▶ [Document segment]
>>

Growing a minimum spanning tree

   The greedy strategy is captured by the following "generic" algorithm, which grows the minimum spanning tree one edge at a time. The algorithm manages a set A which is always a subset of some minimum spannning tree. At each step, an edge (u,v) is determined that can be added to A without violating this invariant, in the sense that A U { (u, v) } is also a subset of a minimum spanning tree. We call such an edge a safe edge for A.

GENERIC-MST(G,w)

   1   A <- empty
   2   while A does not form a spanning tree
   3           do find an edge (u, v) that is safe for A
   4                    A <- A U { (u, v) }
   5   return A

   Some definitions: A cut (S,V-S) of an undirected graph G = (V, E) is a partition of V(shown in the figure).We say that an edge (u, v) belonging to E crosses tha cut (S, V-S) if one of its endpoints is in S and the other is in V-S. We say that a cut respects the set a of edges if no edge in A crosses the cut. An edge is a light edge crossing the cut if its weight is the minimum of any edge crossing the cut.

Theorem:  Let G = (V, E) be a connected, undirected graph with a real valued weight function defined on E. Let A be a subset of E that is included in some minimum spanning tree for G, let (S, V-S) be any cut of G that respects A, and let (u, v) be alight edge crossing (S, V-S). Then, edge (u, v) is safe for A.

Proof: Refer Cormen

<<

(Element box annotations)
>>

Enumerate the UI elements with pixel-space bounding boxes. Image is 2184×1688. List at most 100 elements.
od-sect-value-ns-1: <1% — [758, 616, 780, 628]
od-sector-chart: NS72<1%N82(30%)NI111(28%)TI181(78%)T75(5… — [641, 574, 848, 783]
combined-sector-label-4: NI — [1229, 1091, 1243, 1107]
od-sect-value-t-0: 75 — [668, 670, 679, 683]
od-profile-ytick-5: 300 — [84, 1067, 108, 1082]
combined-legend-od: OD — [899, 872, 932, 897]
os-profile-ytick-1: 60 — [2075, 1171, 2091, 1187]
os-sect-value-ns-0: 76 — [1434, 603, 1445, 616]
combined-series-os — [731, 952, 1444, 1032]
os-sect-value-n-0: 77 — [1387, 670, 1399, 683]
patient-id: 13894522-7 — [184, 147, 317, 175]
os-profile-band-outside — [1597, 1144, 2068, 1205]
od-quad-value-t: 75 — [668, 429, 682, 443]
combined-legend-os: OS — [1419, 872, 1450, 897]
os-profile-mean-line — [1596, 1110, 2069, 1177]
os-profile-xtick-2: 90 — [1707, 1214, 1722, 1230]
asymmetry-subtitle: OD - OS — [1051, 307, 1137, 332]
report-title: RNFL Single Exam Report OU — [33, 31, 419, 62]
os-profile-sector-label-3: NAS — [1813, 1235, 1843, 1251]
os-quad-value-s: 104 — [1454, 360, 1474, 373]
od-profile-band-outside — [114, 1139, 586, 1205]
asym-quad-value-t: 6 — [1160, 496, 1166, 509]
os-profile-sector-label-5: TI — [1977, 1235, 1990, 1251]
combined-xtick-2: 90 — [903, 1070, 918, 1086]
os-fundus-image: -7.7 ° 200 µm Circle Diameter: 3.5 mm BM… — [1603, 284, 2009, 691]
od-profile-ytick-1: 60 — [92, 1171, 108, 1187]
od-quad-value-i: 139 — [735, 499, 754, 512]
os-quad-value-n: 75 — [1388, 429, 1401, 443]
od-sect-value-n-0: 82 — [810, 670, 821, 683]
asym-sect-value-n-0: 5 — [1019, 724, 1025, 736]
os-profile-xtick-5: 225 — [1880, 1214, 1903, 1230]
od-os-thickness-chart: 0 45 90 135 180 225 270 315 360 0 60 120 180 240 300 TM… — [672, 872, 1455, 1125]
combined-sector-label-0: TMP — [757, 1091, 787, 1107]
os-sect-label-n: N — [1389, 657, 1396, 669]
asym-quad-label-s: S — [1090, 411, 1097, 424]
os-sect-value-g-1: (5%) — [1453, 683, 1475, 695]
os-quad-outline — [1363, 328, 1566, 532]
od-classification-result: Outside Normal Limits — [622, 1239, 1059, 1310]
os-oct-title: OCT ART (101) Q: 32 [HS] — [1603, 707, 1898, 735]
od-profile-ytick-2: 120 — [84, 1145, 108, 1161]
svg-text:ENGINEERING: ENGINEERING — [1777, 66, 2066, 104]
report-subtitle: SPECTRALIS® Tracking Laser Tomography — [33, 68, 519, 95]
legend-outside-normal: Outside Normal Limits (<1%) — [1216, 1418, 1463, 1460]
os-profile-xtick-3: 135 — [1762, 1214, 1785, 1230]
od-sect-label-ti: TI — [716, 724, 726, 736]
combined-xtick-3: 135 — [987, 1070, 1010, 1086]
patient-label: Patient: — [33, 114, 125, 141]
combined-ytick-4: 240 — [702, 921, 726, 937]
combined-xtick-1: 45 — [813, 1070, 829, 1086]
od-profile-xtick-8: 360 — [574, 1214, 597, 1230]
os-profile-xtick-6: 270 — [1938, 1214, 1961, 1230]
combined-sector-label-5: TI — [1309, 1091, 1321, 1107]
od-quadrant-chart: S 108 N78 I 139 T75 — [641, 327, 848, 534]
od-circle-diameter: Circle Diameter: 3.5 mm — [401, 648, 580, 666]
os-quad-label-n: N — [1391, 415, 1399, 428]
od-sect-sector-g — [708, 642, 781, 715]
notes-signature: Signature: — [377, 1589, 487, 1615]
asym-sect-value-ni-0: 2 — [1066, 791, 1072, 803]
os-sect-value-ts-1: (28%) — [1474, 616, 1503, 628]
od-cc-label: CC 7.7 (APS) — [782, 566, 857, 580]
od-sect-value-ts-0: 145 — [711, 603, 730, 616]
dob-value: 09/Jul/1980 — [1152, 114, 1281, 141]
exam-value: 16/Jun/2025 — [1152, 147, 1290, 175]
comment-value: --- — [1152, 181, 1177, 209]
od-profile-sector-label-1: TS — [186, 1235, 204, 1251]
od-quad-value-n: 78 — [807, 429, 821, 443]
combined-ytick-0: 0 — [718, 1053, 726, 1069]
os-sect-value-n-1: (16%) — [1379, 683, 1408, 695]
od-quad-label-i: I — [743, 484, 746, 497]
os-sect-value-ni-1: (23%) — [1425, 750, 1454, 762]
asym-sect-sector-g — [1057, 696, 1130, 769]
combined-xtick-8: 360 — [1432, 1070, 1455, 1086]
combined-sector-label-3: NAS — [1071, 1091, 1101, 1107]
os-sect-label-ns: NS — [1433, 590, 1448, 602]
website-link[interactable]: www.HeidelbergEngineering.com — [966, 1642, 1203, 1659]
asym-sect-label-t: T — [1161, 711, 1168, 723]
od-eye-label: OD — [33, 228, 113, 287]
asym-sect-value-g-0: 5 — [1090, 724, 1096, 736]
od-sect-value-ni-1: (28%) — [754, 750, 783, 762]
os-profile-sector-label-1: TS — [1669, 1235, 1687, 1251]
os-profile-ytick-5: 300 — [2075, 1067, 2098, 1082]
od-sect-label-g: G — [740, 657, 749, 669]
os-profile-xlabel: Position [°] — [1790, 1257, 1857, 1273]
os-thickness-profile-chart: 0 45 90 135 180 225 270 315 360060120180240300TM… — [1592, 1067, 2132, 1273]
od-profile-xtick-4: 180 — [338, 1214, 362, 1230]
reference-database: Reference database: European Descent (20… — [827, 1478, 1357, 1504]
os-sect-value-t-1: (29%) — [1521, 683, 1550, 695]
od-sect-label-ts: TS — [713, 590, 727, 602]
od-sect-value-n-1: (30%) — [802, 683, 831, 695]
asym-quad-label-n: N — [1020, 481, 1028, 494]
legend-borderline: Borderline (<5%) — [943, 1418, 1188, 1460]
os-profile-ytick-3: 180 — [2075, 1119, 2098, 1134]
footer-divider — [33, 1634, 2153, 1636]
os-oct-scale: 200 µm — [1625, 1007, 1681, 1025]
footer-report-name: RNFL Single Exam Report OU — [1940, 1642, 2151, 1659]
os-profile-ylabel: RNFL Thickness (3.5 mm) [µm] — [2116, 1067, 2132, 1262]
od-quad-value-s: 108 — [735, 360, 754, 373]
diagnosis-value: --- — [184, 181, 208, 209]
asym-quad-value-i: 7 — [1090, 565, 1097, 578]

<<

▶ [Task requirements]
Copy out the entire minimum spanning tree passage word for word.

▶ [Final result]
Growing a minimum spanning tree

   The greedy strategy is captured by the following "generic" algorithm, which grows the minimum spanning tree one edge at a time. The algorithm manages a set A which is always a subset of some minimum spannning tree. At each step, an edge (u,v) is determined that can be added to A without violating this invariant, in the sense that A U { (u, v) } is also a subset of a minimum spanning tree. We call such an edge a safe edge for A.

GENERIC-MST(G,w)

   1   A <- empty
   2   while A does not form a spanning tree
   3           do find an edge (u, v) that is safe for A
   4                    A <- A U { (u, v) }
   5   return A

   Some definitions: A cut (S,V-S) of an undirected graph G = (V, E) is a partition of V(shown in the figure).We say that an edge (u, v) belonging to E crosses tha cut (S, V-S) if one of its endpoints is in S and the other is in V-S. We say that a cut respects the set a of edges if no edge in A crosses the cut. An edge is a light edge crossing the cut if its weight is the minimum of any edge crossing the cut.

Theorem:  Let G = (V, E) be a connected, undirected graph with a real valued weight function defined on E. Let A be a subset of E that is included in some minimum spanning tree for G, let (S, V-S) be any cut of G that respects A, and let (u, v) be alight edge crossing (S, V-S). Then, edge (u, v) is safe for A.

Proof: Refer Cormen